TEXTO FORNECIDO:
'''

Homo
Urbanus
Pedro
J. Bondaczuk
A vida, nas grandes
metrópoles, apresenta-se de forma muito diversa para as pessoas,
dependendo de uma série de fatores e da realidade pessoal de cada
uma. É, por exemplo, “suportável” para quem tenha nascido
nelas, “insuportável” para os amantes da natureza e
“indispensável” para uma certa casta. uma “subespécie” do
Homo Sapiens, não classificada por nenhum antropólogo, mas que
poderia ser chamada de “Homo Urbanus” ou algo que o valha.
No primeiro e no terceiro
casos estão, óbvio, os que não conhecem outra forma de habitar,
trabalhar e conviver, por terem sido condicionados, desde tenra
idade, a morar encaixotados em minúsculos apartamentos com escassa
ou nula privacidade, a se espremer em inseguros e sacolejantes ônibus
para ir ao trabalho, a enfrentar desgastantes engarrafamentos de
trânsito quando possuem os próprios carros, enfim, a passar por
todas as torturas, inconvenientes e perigos que constituem o
cotidiano do homem urbano.
Há, entre estes, todavia,
quem, nem mesmo remotamente, conceba outro tipo de vida. Não
cogitam, de forma alguma, em abrir mão das inúmeras facilidades e
confortos que não encontrariam no campo, numa fazenda, num sítio ou
numa chácara, por melhor aparelhados que eles sejam. Estes se
sentiriam perdidos e não conseguiriam sobreviver, sequer, digamos,
uma semana, sem o magnífico aparato urbano ao seu dispor, com opções
para praticamente todos os gostos e necessidades. Dos que tiverem,
claro, recursos para pagá-los. Nem todos têm. Aliás, os que podem
são minoria.
Cito, como exemplo desse caso,
um amigo pelo qual tenho grande apreço, que raramente deixou a
cidade onde ambos moramos para nada e que, num determinado dia,
aceitou, para minha surpresa, convite que lhe fiz para passarmos um
fim de semana no sítio de um parente meu pelo lado de minha mulher.
A viagem para o local foi tranquila, apesar dos solavancos do carro
nos inúmeros buracos do arremedo de estrada que tivemos que tomar.
Isso não era novidade nem para ele e nem para mim.
Ao chegarmos ao tal sítio,
dos mais confortáveis e modernos, com eletricidade e água encanada,
raridades em muitas propriedades rurais do tipo, notei que meu
acompanhante se sentia perdido, angustiado e, sobretudo, entediado
com a calma, a tranquilidade e o silêncio do local em que estávamos.
Não que não houvesse ali o que fazer. Havia, e muito. O sítio
tinha (ou na verdade tem, pois ainda está lá no mesmo lugar), entre
tantas benfeitorias e facilidades, um extenso pomar, com vários
tipos de árvores frutíferas, uma horta muito bem cultivada, um
estábulo e até um jardim bastante florido em frente à casa.

'''

(Entradas do conjunto de dados de layout)
'''

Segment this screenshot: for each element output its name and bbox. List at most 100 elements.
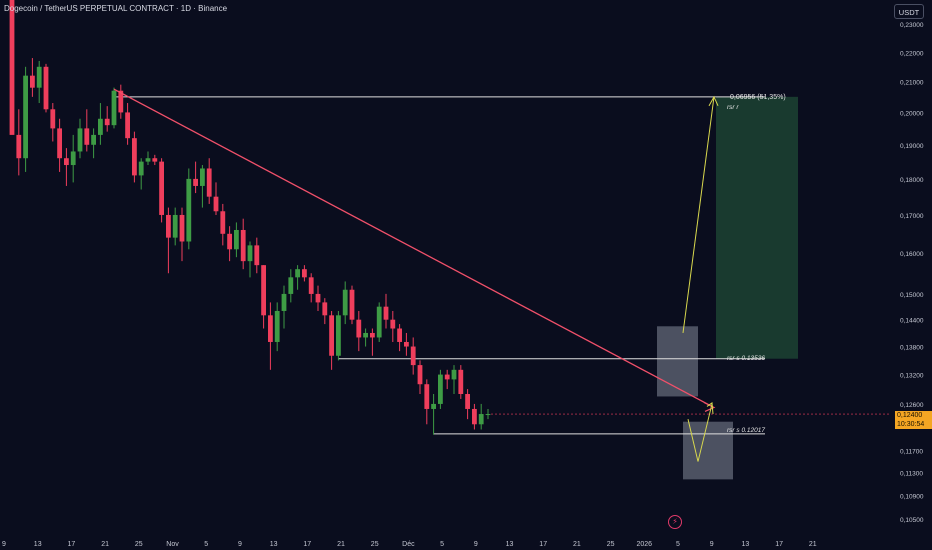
candle-body <box>336 315 341 356</box>
candle-body <box>125 112 130 139</box>
candle-body <box>390 319 396 329</box>
y-tick-label: 0,15000 <box>900 292 924 299</box>
candle-body <box>50 109 56 129</box>
candle-body <box>329 315 334 356</box>
candle-body <box>438 374 443 404</box>
x-tick-label: 5 <box>204 541 208 548</box>
candle-body <box>444 374 450 380</box>
candle-body <box>295 269 300 278</box>
candle-body <box>410 346 416 366</box>
candle-body <box>234 229 239 250</box>
zone-upper <box>657 326 698 397</box>
x-tick-label: 13 <box>506 541 514 548</box>
x-tick-label: 9 <box>474 541 478 548</box>
x-tick-label: 21 <box>809 541 817 548</box>
candle-body <box>465 393 470 409</box>
candle-body <box>172 214 178 238</box>
x-tick-label: 5 <box>440 541 444 548</box>
y-tick-label: 0,22000 <box>900 50 924 57</box>
y-tick-label: 0,19000 <box>900 143 924 150</box>
candle-body <box>16 134 22 159</box>
candle-body <box>315 293 321 303</box>
candle-body <box>363 332 368 338</box>
y-tick-label: 0,13200 <box>900 373 924 380</box>
projection-dip-arrowhead <box>706 402 714 415</box>
candle-body <box>159 161 164 215</box>
candle-body <box>111 90 117 126</box>
bar-countdown-tag: 10:30:54 <box>895 420 932 429</box>
candle-body <box>356 319 362 338</box>
x-tick-label: 2026 <box>637 541 653 548</box>
candle-body <box>77 128 83 152</box>
y-tick-label: 0,13800 <box>900 345 924 352</box>
candle-body <box>404 341 409 347</box>
candle-body <box>268 315 273 342</box>
candle-body <box>57 128 62 159</box>
x-tick-label: 17 <box>775 541 783 548</box>
level-2-label: rsr s 0.12017 <box>727 427 765 434</box>
trendline <box>113 88 713 408</box>
candle-body <box>70 151 76 166</box>
candle-body <box>431 403 436 409</box>
candle-body <box>342 289 348 316</box>
candle-body <box>485 414 491 416</box>
candle-body <box>478 414 484 425</box>
candle-body <box>424 384 430 409</box>
x-tick-label: 17 <box>303 541 311 548</box>
candle-body <box>451 369 457 380</box>
x-tick-label: 13 <box>34 541 42 548</box>
x-tick-label: 13 <box>742 541 750 548</box>
candle-body <box>193 178 198 186</box>
y-tick-label: 0,10500 <box>900 517 924 524</box>
candle-body <box>166 214 171 238</box>
x-tick-label: 13 <box>270 541 278 548</box>
candle-body <box>472 408 477 425</box>
x-tick-label: 21 <box>573 541 581 548</box>
x-tick-label: 5 <box>676 541 680 548</box>
candle-body <box>23 75 28 159</box>
x-tick-label: 25 <box>371 541 379 548</box>
candle-body <box>458 369 464 394</box>
candle-body <box>91 134 96 145</box>
candle-body <box>206 168 212 197</box>
y-tick-label: 0,23000 <box>900 22 924 29</box>
candle-body <box>186 178 192 242</box>
x-tick-label: 9 <box>710 541 714 548</box>
candle-body <box>261 265 266 316</box>
y-tick-label: 0,12600 <box>900 402 924 409</box>
projection-up <box>682 96 715 334</box>
y-tick-label: 0,10900 <box>900 493 924 500</box>
long-profit-zone <box>716 96 798 359</box>
candle-body <box>36 66 42 88</box>
x-tick-label: 9 <box>238 541 242 548</box>
currency-button[interactable]: USDT <box>894 4 924 19</box>
x-tick-label: 25 <box>135 541 143 548</box>
candle-body <box>104 118 110 126</box>
candle-body <box>132 138 137 176</box>
x-tick-label: 21 <box>101 541 109 548</box>
trendline-arrow <box>703 401 716 412</box>
lightning-icon[interactable]: ⚡ <box>668 515 682 529</box>
x-tick-label: 17 <box>539 541 547 548</box>
y-tick-label: 0,11300 <box>900 471 923 478</box>
candle-body <box>43 66 49 110</box>
candle-body <box>254 245 260 266</box>
candle-body <box>376 306 382 338</box>
candle-body <box>98 118 103 135</box>
x-tick-label: 9 <box>2 541 6 548</box>
candle-body <box>397 328 402 342</box>
candle-body <box>240 229 246 262</box>
y-tick-label: 0,17000 <box>900 213 924 220</box>
candle-body <box>349 289 355 320</box>
last-price-tag: 0,12400 <box>895 411 932 420</box>
level-1-label: rsr s 0.13536 <box>727 355 765 362</box>
candle-body <box>302 269 307 278</box>
candle-body <box>84 128 90 145</box>
candle-body <box>370 332 375 338</box>
candle-body <box>152 158 158 162</box>
candle-body <box>200 168 205 186</box>
candle-body <box>227 233 232 250</box>
x-tick-label: 21 <box>337 541 345 548</box>
candle-body <box>417 365 423 385</box>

'''

O QUE FAZER:
[A] Reproduza fielmente, das entradas, as linhas que vão da que contém "candle-body <box>336 315 341 356</box>" até a que contém "x-tick-label: 17 <box>775 541 783 548</box>", incluindo ambas.
[B] Dê continuidade ao texto sobre a vida nas grandes metrópoles a partir da última frase apresentada.

RESPOSTAS DO EXERCÍCIO:
[A]
candle-body <box>336 315 341 356</box>
candle-body <box>125 112 130 139</box>
candle-body <box>390 319 396 329</box>
y-tick-label: 0,15000 <box>900 292 924 299</box>
candle-body <box>50 109 56 129</box>
candle-body <box>329 315 334 356</box>
candle-body <box>438 374 443 404</box>
x-tick-label: 5 <box>204 541 208 548</box>
candle-body <box>444 374 450 380</box>
candle-body <box>295 269 300 278</box>
candle-body <box>410 346 416 366</box>
candle-body <box>234 229 239 250</box>
zone-upper <box>657 326 698 397</box>
x-tick-label: 13 <box>506 541 514 548</box>
x-tick-label: 9 <box>474 541 478 548</box>
x-tick-label: 21 <box>809 541 817 548</box>
candle-body <box>465 393 470 409</box>
candle-body <box>172 214 178 238</box>
x-tick-label: 5 <box>440 541 444 548</box>
y-tick-label: 0,22000 <box>900 50 924 57</box>
y-tick-label: 0,19000 <box>900 143 924 150</box>
candle-body <box>16 134 22 159</box>
candle-body <box>315 293 321 303</box>
candle-body <box>363 332 368 338</box>
y-tick-label: 0,13200 <box>900 373 924 380</box>
projection-dip-arrowhead <box>706 402 714 415</box>
candle-body <box>159 161 164 215</box>
candle-body <box>111 90 117 126</box>
bar-countdown-tag: 10:30:54 <box>895 420 932 429</box>
candle-body <box>356 319 362 338</box>
x-tick-label: 2026 <box>637 541 653 548</box>
candle-body <box>77 128 83 152</box>
y-tick-label: 0,13800 <box>900 345 924 352</box>
candle-body <box>404 341 409 347</box>
candle-body <box>268 315 273 342</box>
candle-body <box>57 128 62 159</box>
x-tick-label: 17 <box>775 541 783 548</box>

[B]
Em vez de acompanhar-me num
passeio pela mata dos arredores, que tinha um riacho tranquilo e
cristalino, que em certo ponto despencava numa cascata, meu amigo
optou por não sair. Pensei que se tratasse de cansaço da viagem e
deixei-o em paz, pensando em convidá-lo mais tarde para a exploração
da propriedade. Fiz isso algumas horas depois, tempo mais do que
suficiente para que descansasse. De novo, recusou. Preferiu ficar na
casa, vendo televisão. Assistiu a todos os programas, até os mais
chatos (e põe chatos nisso!), que tanto detestava. A todo o momento,
sugeria que voltássemos para a cidade, alegando um sem número de
motivos, todos sem nenhum sentido.
À noite, não conseguiu
conciliar o sono e seus passos monótonos e repetitivos pelos cômodos
afora impediram-me, também, de dormir. Pela manhã, ambos com
olheiras pela noite mal dormida, indaguei-lhe o que estava
acontecendo. “Não consigo dormir sem o barulho dos carros em
frente à minha janela”, foi sua surpreendente resposta. Ou seja,
aquilo que para mim sempre foi um tormento, no caso a enlouquecedora
barulheira urbana, aos seus ouvidos soavas como suave melodia, como
doce canção de ninar.
O amigo “viciado em cidade”
tanto insistiu, que naquela mesma manhã voltamos para a loucura e
agitação da metrópole, da qual eu não via a hora de fugir e ele
não a via de “voltar” . E nunca mais ele aceitou convite meu, e
nem de qualquer outra pessoa, para um “passeio no campo”. Há
muita gente assim. Essas pessoas nasceram e provavelmente morrerão
na grande cidade em que habitam ou, no máximo, em alguma outra com
características parecidas.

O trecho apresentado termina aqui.